# Data for this exercise
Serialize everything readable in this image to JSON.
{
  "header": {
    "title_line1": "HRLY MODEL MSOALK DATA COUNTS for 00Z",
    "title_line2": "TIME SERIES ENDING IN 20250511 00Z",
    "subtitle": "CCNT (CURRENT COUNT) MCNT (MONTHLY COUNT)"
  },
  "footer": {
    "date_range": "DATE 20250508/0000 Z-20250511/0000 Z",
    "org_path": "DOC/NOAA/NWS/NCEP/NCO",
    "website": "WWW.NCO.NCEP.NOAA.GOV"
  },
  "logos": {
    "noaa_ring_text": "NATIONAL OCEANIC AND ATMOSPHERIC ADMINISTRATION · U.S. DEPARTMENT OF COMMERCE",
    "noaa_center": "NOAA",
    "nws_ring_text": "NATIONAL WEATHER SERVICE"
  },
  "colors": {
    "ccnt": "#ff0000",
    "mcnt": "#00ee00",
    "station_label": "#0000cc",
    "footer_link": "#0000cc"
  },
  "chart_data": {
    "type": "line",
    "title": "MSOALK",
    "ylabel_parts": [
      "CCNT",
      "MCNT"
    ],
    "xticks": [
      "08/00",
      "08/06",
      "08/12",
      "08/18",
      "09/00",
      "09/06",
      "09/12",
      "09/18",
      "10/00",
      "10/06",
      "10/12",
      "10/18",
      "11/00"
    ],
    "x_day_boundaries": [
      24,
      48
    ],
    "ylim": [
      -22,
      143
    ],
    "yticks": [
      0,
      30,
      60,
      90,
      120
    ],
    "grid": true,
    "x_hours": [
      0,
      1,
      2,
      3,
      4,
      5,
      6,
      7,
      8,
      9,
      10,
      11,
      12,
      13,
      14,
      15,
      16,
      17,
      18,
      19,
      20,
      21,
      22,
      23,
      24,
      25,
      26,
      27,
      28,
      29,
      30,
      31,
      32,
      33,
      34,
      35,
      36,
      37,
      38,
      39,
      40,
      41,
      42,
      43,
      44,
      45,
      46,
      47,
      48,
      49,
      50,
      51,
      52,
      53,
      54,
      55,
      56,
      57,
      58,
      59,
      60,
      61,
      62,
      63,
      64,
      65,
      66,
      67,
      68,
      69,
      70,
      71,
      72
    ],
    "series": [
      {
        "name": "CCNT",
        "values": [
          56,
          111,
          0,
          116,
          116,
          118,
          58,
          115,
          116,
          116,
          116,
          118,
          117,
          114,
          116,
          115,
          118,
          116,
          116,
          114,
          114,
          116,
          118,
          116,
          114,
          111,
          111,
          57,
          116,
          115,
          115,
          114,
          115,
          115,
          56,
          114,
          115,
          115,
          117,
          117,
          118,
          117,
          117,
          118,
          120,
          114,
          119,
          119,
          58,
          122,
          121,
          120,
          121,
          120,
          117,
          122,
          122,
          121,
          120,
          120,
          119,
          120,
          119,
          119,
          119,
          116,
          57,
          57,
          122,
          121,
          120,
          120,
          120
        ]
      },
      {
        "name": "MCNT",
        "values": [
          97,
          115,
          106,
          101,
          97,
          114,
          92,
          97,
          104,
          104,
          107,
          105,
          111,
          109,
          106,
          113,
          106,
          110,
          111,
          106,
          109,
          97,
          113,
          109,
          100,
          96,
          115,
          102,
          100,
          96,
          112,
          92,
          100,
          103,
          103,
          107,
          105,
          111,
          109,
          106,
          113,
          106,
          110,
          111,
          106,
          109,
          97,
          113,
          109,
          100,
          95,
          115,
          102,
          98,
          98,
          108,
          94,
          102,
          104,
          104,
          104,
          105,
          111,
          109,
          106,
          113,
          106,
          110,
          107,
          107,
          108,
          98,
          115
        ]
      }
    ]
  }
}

# What the task asks
Type out the entries again, word for word.

# The response
Serialize everything readable in this image to JSON.
{
  "header": {
    "title_line1": "HRLY MODEL MSOALK DATA COUNTS for 00Z",
    "title_line2": "TIME SERIES ENDING IN 20250511 00Z",
    "subtitle": "CCNT (CURRENT COUNT) MCNT (MONTHLY COUNT)"
  },
  "footer": {
    "date_range": "DATE 20250508/0000 Z-20250511/0000 Z",
    "org_path": "DOC/NOAA/NWS/NCEP/NCO",
    "website": "WWW.NCO.NCEP.NOAA.GOV"
  },
  "logos": {
    "noaa_ring_text": "NATIONAL OCEANIC AND ATMOSPHERIC ADMINISTRATION · U.S. DEPARTMENT OF COMMERCE",
    "noaa_center": "NOAA",
    "nws_ring_text": "NATIONAL WEATHER SERVICE"
  },
  "colors": {
    "ccnt": "#ff0000",
    "mcnt": "#00ee00",
    "station_label": "#0000cc",
    "footer_link": "#0000cc"
  },
  "chart_data": {
    "type": "line",
    "title": "MSOALK",
    "ylabel_parts": [
      "CCNT",
      "MCNT"
    ],
    "xticks": [
      "08/00",
      "08/06",
      "08/12",
      "08/18",
      "09/00",
      "09/06",
      "09/12",
      "09/18",
      "10/00",
      "10/06",
      "10/12",
      "10/18",
      "11/00"
    ],
    "x_day_boundaries": [
      24,
      48
    ],
    "ylim": [
      -22,
      143
    ],
    "yticks": [
      0,
      30,
      60,
      90,
      120
    ],
    "grid": true,
    "x_hours": [
      0,
      1,
      2,
      3,
      4,
      5,
      6,
      7,
      8,
      9,
      10,
      11,
      12,
      13,
      14,
      15,
      16,
      17,
      18,
      19,
      20,
      21,
      22,
      23,
      24,
      25,
      26,
      27,
      28,
      29,
      30,
      31,
      32,
      33,
      34,
      35,
      36,
      37,
      38,
      39,
      40,
      41,
      42,
      43,
      44,
      45,
      46,
      47,
      48,
      49,
      50,
      51,
      52,
      53,
      54,
      55,
      56,
      57,
      58,
      59,
      60,
      61,
      62,
      63,
      64,
      65,
      66,
      67,
      68,
      69,
      70,
      71,
      72
    ],
    "series": [
      {
        "name": "CCNT",
        "values": [
          56,
          111,
          0,
          116,
          116,
          118,
          58,
          115,
          116,
          116,
          116,
          118,
          117,
          114,
          116,
          115,
          118,
          116,
          116,
          114,
          114,
          116,
          118,
          116,
          114,
          111,
          111,
          57,
          116,
          115,
          115,
          114,
          115,
          115,
          56,
          114,
          115,
          115,
          117,
          117,
          118,
          117,
          117,
          118,
          120,
          114,
          119,
          119,
          58,
          122,
          121,
          120,
          121,
          120,
          117,
          122,
          122,
          121,
          120,
          120,
          119,
          120,
          119,
          119,
          119,
          116,
          57,
          57,
          122,
          121,
          120,
          120,
          120
        ]
      },
      {
        "name": "MCNT",
        "values": [
          97,
          115,
          106,
          101,
          97,
          114,
          92,
          97,
          104,
          104,
          107,
          105,
          111,
          109,
          106,
          113,
          106,
          110,
          111,
          106,
          109,
          97,
          113,
          109,
          100,
          96,
          115,
          102,
          100,
          96,
          112,
          92,
          100,
          103,
          103,
          107,
          105,
          111,
          109,
          106,
          113,
          106,
          110,
          111,
          106,
          109,
          97,
          113,
          109,
          100,
          95,
          115,
          102,
          98,
          98,
          108,
          94,
          102,
          104,
          104,
          104,
          105,
          111,
          109,
          106,
          113,
          106,
          110,
          107,
          107,
          108,
          98,
          115
        ]
      }
    ]
  }
}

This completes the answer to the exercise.